- _Written exercise_: Search the data below for "this"; list each line that holds it.
--- START Input data ---
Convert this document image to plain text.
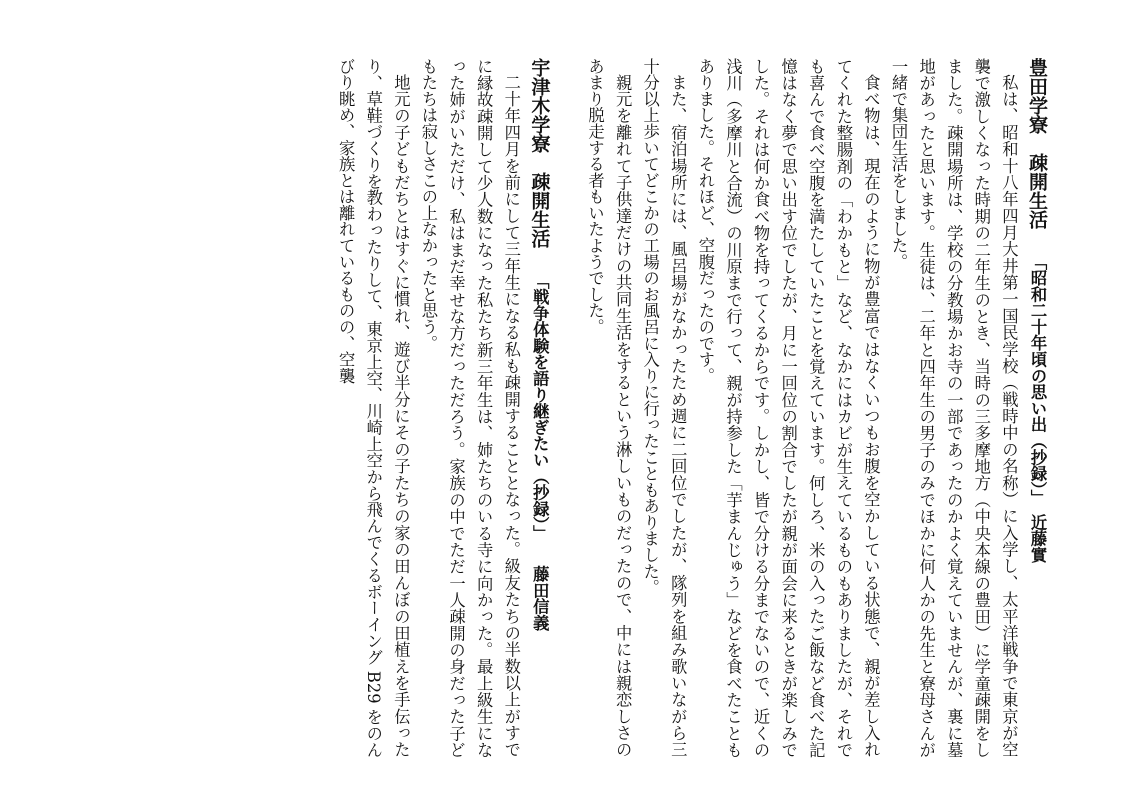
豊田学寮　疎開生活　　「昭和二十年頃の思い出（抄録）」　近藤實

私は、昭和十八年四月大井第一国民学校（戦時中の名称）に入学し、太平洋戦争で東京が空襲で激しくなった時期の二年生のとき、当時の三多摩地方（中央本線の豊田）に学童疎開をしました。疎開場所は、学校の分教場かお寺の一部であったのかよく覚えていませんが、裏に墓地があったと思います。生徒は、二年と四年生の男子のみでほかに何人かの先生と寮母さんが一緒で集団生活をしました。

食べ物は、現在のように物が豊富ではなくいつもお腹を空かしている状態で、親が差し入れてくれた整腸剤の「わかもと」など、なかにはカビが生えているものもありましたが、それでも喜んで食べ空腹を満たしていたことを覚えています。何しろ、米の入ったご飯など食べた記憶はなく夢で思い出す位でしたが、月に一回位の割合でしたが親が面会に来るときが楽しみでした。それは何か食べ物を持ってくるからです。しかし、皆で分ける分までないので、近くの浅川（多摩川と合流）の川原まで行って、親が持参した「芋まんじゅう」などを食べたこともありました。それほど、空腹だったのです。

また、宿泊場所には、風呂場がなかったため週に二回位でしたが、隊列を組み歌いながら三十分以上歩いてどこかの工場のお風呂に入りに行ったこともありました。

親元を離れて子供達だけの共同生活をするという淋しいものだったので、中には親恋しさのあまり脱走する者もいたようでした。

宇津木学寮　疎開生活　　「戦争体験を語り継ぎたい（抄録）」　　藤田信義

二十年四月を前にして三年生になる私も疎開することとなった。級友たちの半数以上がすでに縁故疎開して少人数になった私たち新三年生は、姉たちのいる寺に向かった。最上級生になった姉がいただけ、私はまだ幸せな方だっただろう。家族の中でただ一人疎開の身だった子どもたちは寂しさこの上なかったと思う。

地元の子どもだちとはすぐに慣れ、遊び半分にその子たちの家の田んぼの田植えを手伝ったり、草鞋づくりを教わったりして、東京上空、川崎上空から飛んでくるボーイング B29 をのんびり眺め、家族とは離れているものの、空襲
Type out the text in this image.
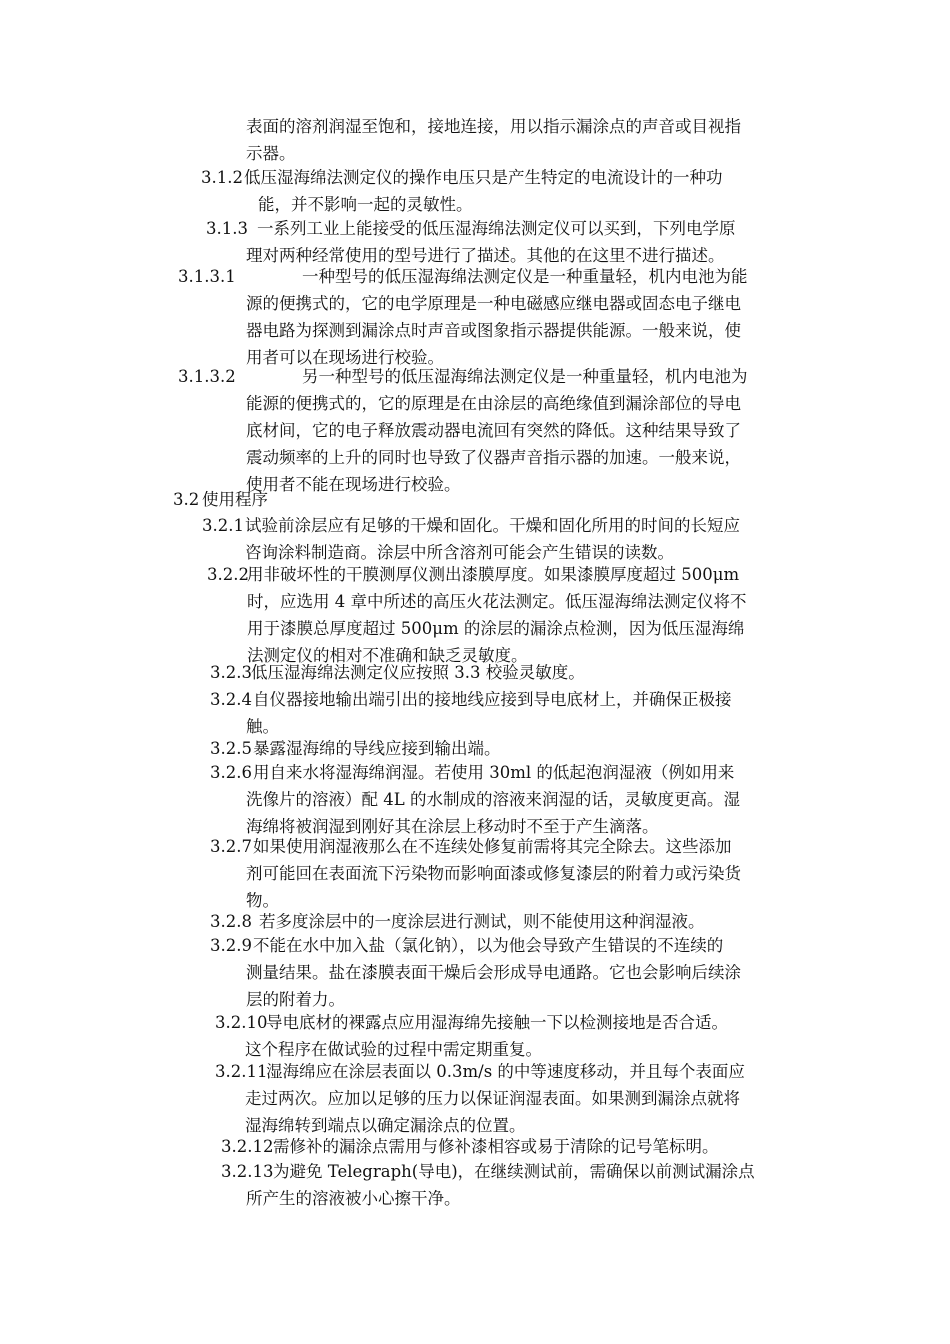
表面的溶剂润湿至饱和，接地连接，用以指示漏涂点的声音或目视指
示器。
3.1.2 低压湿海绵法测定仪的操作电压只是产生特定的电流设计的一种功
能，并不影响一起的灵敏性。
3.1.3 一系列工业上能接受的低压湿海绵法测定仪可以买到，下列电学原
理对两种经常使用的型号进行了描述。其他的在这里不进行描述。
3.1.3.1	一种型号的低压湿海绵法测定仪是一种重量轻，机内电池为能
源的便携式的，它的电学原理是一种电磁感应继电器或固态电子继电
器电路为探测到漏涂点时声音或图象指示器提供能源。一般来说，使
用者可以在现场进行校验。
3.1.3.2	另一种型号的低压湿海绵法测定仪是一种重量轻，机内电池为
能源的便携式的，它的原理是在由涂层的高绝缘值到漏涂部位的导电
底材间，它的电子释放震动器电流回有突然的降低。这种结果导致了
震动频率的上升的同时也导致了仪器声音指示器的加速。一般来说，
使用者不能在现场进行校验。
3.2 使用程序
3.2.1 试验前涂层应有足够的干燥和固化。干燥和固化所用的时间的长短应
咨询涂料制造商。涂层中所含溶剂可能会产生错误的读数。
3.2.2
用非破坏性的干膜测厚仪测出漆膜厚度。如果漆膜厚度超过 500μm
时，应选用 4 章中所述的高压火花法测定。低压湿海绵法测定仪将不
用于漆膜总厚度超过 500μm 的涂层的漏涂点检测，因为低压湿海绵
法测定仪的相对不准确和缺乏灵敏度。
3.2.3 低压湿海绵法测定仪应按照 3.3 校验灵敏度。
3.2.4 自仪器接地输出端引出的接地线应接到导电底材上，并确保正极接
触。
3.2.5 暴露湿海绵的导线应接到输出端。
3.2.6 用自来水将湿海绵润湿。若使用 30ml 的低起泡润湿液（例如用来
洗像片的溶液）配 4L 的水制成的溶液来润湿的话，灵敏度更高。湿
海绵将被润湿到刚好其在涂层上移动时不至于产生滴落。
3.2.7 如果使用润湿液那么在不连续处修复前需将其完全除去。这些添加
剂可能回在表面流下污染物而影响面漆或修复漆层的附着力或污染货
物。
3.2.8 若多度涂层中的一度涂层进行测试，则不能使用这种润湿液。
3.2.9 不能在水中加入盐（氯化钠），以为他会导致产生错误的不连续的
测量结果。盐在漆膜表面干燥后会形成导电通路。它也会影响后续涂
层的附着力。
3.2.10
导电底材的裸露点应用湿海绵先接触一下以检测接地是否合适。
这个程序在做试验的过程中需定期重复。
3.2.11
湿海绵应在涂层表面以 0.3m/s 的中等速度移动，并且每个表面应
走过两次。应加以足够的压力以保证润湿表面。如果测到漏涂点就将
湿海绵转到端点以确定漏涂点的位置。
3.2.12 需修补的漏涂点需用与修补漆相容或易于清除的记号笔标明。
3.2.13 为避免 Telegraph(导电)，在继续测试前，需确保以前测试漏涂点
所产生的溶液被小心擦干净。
--- END Input data ---
- _Result of the exercise_:
Convert this document image to plain text.
Type out the text in this image.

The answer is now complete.